>>>

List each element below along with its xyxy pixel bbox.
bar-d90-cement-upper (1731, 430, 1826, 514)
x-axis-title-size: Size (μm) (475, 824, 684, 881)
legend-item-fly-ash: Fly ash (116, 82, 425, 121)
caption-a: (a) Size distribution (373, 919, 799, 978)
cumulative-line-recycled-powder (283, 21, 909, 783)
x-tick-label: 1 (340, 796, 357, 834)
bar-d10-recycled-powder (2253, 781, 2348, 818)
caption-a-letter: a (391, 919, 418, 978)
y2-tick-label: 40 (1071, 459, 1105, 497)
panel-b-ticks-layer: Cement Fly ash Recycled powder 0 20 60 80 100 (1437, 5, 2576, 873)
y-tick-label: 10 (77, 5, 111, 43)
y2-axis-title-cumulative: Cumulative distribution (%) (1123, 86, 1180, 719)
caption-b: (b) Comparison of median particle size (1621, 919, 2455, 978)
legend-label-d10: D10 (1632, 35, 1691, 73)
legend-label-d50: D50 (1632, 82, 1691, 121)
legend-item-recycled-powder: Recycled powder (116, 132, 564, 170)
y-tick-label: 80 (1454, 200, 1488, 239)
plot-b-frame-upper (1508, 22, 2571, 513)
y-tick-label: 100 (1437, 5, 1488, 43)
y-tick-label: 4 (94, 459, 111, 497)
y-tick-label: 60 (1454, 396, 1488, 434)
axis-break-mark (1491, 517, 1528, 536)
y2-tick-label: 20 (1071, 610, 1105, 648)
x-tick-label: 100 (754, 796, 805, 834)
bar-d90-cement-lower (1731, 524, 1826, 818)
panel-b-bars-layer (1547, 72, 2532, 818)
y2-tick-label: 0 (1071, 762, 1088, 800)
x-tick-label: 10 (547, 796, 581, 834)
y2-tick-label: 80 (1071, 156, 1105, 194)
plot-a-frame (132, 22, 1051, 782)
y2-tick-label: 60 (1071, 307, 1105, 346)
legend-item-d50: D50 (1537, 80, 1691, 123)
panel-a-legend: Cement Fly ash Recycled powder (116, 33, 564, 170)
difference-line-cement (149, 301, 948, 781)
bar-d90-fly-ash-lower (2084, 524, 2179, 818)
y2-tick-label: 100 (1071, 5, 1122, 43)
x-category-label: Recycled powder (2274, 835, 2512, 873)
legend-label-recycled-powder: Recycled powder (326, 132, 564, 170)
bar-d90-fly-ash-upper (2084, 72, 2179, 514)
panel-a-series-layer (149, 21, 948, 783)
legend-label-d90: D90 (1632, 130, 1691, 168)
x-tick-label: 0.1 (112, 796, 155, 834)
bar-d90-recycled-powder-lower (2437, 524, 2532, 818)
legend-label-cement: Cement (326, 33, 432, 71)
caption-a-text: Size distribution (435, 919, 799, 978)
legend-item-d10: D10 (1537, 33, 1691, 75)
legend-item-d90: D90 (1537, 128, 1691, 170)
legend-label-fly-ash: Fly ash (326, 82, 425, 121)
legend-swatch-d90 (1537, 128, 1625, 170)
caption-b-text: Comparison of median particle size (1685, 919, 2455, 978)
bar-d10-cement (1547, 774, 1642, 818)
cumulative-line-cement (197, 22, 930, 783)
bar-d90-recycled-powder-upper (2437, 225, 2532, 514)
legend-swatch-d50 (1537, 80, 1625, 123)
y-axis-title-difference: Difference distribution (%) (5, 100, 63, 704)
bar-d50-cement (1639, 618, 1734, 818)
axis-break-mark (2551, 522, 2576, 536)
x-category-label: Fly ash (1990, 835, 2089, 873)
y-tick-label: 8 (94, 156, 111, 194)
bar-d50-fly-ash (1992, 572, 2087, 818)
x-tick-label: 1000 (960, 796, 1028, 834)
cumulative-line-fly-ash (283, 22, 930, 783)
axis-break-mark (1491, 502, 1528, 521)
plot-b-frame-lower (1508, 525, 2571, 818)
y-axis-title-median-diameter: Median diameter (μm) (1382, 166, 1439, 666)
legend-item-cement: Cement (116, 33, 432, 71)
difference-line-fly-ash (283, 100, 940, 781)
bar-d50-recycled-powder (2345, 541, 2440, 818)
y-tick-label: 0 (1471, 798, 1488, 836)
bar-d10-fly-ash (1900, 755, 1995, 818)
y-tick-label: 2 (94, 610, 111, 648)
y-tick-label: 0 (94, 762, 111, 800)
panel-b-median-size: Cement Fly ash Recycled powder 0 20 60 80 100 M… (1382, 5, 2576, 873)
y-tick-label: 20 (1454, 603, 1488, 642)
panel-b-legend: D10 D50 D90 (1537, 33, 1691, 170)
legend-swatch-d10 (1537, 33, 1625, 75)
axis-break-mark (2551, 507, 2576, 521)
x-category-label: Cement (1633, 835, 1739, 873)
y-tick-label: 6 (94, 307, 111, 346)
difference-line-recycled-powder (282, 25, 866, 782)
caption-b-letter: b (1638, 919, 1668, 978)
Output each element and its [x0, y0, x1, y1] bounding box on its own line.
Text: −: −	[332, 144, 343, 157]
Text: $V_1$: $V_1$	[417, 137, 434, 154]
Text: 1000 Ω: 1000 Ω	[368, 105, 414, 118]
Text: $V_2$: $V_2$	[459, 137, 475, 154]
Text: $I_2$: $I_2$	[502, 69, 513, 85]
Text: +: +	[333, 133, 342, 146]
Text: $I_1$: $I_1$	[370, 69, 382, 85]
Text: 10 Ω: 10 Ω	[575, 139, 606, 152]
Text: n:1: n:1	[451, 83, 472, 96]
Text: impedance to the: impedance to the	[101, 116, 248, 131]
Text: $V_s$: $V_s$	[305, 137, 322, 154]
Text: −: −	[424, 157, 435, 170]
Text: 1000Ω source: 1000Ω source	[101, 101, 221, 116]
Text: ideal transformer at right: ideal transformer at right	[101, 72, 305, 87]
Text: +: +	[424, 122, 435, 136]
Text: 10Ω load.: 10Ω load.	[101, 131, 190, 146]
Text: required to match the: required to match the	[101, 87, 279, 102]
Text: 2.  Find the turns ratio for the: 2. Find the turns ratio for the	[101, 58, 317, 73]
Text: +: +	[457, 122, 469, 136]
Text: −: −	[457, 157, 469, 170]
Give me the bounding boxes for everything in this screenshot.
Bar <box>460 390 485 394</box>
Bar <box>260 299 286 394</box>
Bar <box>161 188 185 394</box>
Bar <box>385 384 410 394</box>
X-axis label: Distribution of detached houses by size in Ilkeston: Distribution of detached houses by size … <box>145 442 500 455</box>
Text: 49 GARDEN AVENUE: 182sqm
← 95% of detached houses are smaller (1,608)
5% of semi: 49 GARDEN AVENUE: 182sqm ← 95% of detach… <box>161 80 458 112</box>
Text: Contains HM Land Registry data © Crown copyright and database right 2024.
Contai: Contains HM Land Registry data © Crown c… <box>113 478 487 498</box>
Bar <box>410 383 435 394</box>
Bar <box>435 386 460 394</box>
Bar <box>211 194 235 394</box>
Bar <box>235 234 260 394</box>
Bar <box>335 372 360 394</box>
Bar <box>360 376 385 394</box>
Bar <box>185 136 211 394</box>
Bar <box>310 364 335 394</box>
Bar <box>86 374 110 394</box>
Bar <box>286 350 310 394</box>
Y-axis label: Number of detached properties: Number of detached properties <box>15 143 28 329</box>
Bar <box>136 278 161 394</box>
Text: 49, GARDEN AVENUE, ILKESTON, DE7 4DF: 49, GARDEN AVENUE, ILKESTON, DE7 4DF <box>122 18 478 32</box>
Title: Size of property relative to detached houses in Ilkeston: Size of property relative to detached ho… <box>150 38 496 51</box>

<<<

= What this task involves =
Print every row above again, word for word and with the same punctuation, in the order shown.

= Answer to this task =
List each element below along with its xyxy pixel bbox.
bar-d90-cement-upper (1731, 430, 1826, 514)
x-axis-title-size: Size (μm) (475, 824, 684, 881)
legend-item-fly-ash: Fly ash (116, 82, 425, 121)
caption-a: (a) Size distribution (373, 919, 799, 978)
cumulative-line-recycled-powder (283, 21, 909, 783)
x-tick-label: 1 (340, 796, 357, 834)
bar-d10-recycled-powder (2253, 781, 2348, 818)
caption-a-letter: a (391, 919, 418, 978)
y2-tick-label: 40 (1071, 459, 1105, 497)
panel-b-ticks-layer: Cement Fly ash Recycled powder 0 20 60 80 100 (1437, 5, 2576, 873)
y-tick-label: 10 (77, 5, 111, 43)
y2-axis-title-cumulative: Cumulative distribution (%) (1123, 86, 1180, 719)
caption-b: (b) Comparison of median particle size (1621, 919, 2455, 978)
legend-label-d10: D10 (1632, 35, 1691, 73)
legend-label-d50: D50 (1632, 82, 1691, 121)
legend-item-recycled-powder: Recycled powder (116, 132, 564, 170)
y-tick-label: 80 (1454, 200, 1488, 239)
plot-b-frame-upper (1508, 22, 2571, 513)
y-tick-label: 100 (1437, 5, 1488, 43)
y-tick-label: 4 (94, 459, 111, 497)
y-tick-label: 60 (1454, 396, 1488, 434)
axis-break-mark (1491, 517, 1528, 536)
y2-tick-label: 20 (1071, 610, 1105, 648)
x-tick-label: 100 (754, 796, 805, 834)
bar-d90-cement-lower (1731, 524, 1826, 818)
panel-b-bars-layer (1547, 72, 2532, 818)
y2-tick-label: 0 (1071, 762, 1088, 800)
x-tick-label: 10 (547, 796, 581, 834)
y2-tick-label: 80 (1071, 156, 1105, 194)
plot-a-frame (132, 22, 1051, 782)
y2-tick-label: 60 (1071, 307, 1105, 346)
legend-item-d50: D50 (1537, 80, 1691, 123)
panel-a-legend: Cement Fly ash Recycled powder (116, 33, 564, 170)
difference-line-cement (149, 301, 948, 781)
bar-d90-fly-ash-lower (2084, 524, 2179, 818)
y2-tick-label: 100 (1071, 5, 1122, 43)
x-category-label: Recycled powder (2274, 835, 2512, 873)
legend-label-recycled-powder: Recycled powder (326, 132, 564, 170)
bar-d90-fly-ash-upper (2084, 72, 2179, 514)
panel-a-series-layer (149, 21, 948, 783)
legend-label-d90: D90 (1632, 130, 1691, 168)
x-tick-label: 0.1 (112, 796, 155, 834)
bar-d90-recycled-powder-lower (2437, 524, 2532, 818)
legend-label-cement: Cement (326, 33, 432, 71)
caption-a-text: Size distribution (435, 919, 799, 978)
legend-item-d10: D10 (1537, 33, 1691, 75)
legend-item-d90: D90 (1537, 128, 1691, 170)
legend-label-fly-ash: Fly ash (326, 82, 425, 121)
legend-swatch-d90 (1537, 128, 1625, 170)
caption-b-text: Comparison of median particle size (1685, 919, 2455, 978)
bar-d10-cement (1547, 774, 1642, 818)
cumulative-line-cement (197, 22, 930, 783)
bar-d90-recycled-powder-upper (2437, 225, 2532, 514)
legend-swatch-d50 (1537, 80, 1625, 123)
y-axis-title-difference: Difference distribution (%) (5, 100, 63, 704)
bar-d50-cement (1639, 618, 1734, 818)
axis-break-mark (2551, 522, 2576, 536)
x-category-label: Fly ash (1990, 835, 2089, 873)
y-tick-label: 8 (94, 156, 111, 194)
bar-d50-fly-ash (1992, 572, 2087, 818)
x-tick-label: 1000 (960, 796, 1028, 834)
cumulative-line-fly-ash (283, 22, 930, 783)
axis-break-mark (1491, 502, 1528, 521)
plot-b-frame-lower (1508, 525, 2571, 818)
y-axis-title-median-diameter: Median diameter (μm) (1382, 166, 1439, 666)
legend-item-cement: Cement (116, 33, 432, 71)
difference-line-fly-ash (283, 100, 940, 781)
bar-d50-recycled-powder (2345, 541, 2440, 818)
y-tick-label: 0 (1471, 798, 1488, 836)
bar-d10-fly-ash (1900, 755, 1995, 818)
y-tick-label: 2 (94, 610, 111, 648)
y-tick-label: 0 (94, 762, 111, 800)
panel-b-median-size: Cement Fly ash Recycled powder 0 20 60 80 100 M… (1382, 5, 2576, 873)
y-tick-label: 20 (1454, 603, 1488, 642)
panel-b-legend: D10 D50 D90 (1537, 33, 1691, 170)
legend-swatch-d10 (1537, 33, 1625, 75)
axis-break-mark (2551, 507, 2576, 521)
x-category-label: Cement (1633, 835, 1739, 873)
y-tick-label: 6 (94, 307, 111, 346)
difference-line-recycled-powder (282, 25, 866, 782)
caption-b-letter: b (1638, 919, 1668, 978)
Output each element and its [x0, y0, x1, y1] bounding box on its own line.
Text: −: −	[332, 144, 343, 157]
Text: $V_1$: $V_1$	[417, 137, 434, 154]
Text: 1000 Ω: 1000 Ω	[368, 105, 414, 118]
Text: $V_2$: $V_2$	[459, 137, 475, 154]
Text: $I_2$: $I_2$	[502, 69, 513, 85]
Text: +: +	[333, 133, 342, 146]
Text: $I_1$: $I_1$	[370, 69, 382, 85]
Text: 10 Ω: 10 Ω	[575, 139, 606, 152]
Text: n:1: n:1	[451, 83, 472, 96]
Text: impedance to the: impedance to the	[101, 116, 248, 131]
Text: $V_s$: $V_s$	[305, 137, 322, 154]
Text: −: −	[424, 157, 435, 170]
Text: 1000Ω source: 1000Ω source	[101, 101, 221, 116]
Text: ideal transformer at right: ideal transformer at right	[101, 72, 305, 87]
Text: +: +	[424, 122, 435, 136]
Text: 10Ω load.: 10Ω load.	[101, 131, 190, 146]
Text: required to match the: required to match the	[101, 87, 279, 102]
Text: 2.  Find the turns ratio for the: 2. Find the turns ratio for the	[101, 58, 317, 73]
Text: +: +	[457, 122, 469, 136]
Text: −: −	[457, 157, 469, 170]
Give me the bounding boxes for everything in this screenshot.
Bar <box>460 390 485 394</box>
Bar <box>260 299 286 394</box>
Bar <box>161 188 185 394</box>
Bar <box>385 384 410 394</box>
X-axis label: Distribution of detached houses by size in Ilkeston: Distribution of detached houses by size … <box>145 442 500 455</box>
Text: 49 GARDEN AVENUE: 182sqm
← 95% of detached houses are smaller (1,608)
5% of semi: 49 GARDEN AVENUE: 182sqm ← 95% of detach… <box>161 80 458 112</box>
Text: Contains HM Land Registry data © Crown copyright and database right 2024.
Contai: Contains HM Land Registry data © Crown c… <box>113 478 487 498</box>
Bar <box>410 383 435 394</box>
Bar <box>435 386 460 394</box>
Bar <box>211 194 235 394</box>
Bar <box>235 234 260 394</box>
Bar <box>335 372 360 394</box>
Bar <box>360 376 385 394</box>
Bar <box>185 136 211 394</box>
Bar <box>310 364 335 394</box>
Bar <box>86 374 110 394</box>
Bar <box>286 350 310 394</box>
Y-axis label: Number of detached properties: Number of detached properties <box>15 143 28 329</box>
Bar <box>136 278 161 394</box>
Text: 49, GARDEN AVENUE, ILKESTON, DE7 4DF: 49, GARDEN AVENUE, ILKESTON, DE7 4DF <box>122 18 478 32</box>
Title: Size of property relative to detached houses in Ilkeston: Size of property relative to detached ho… <box>150 38 496 51</box>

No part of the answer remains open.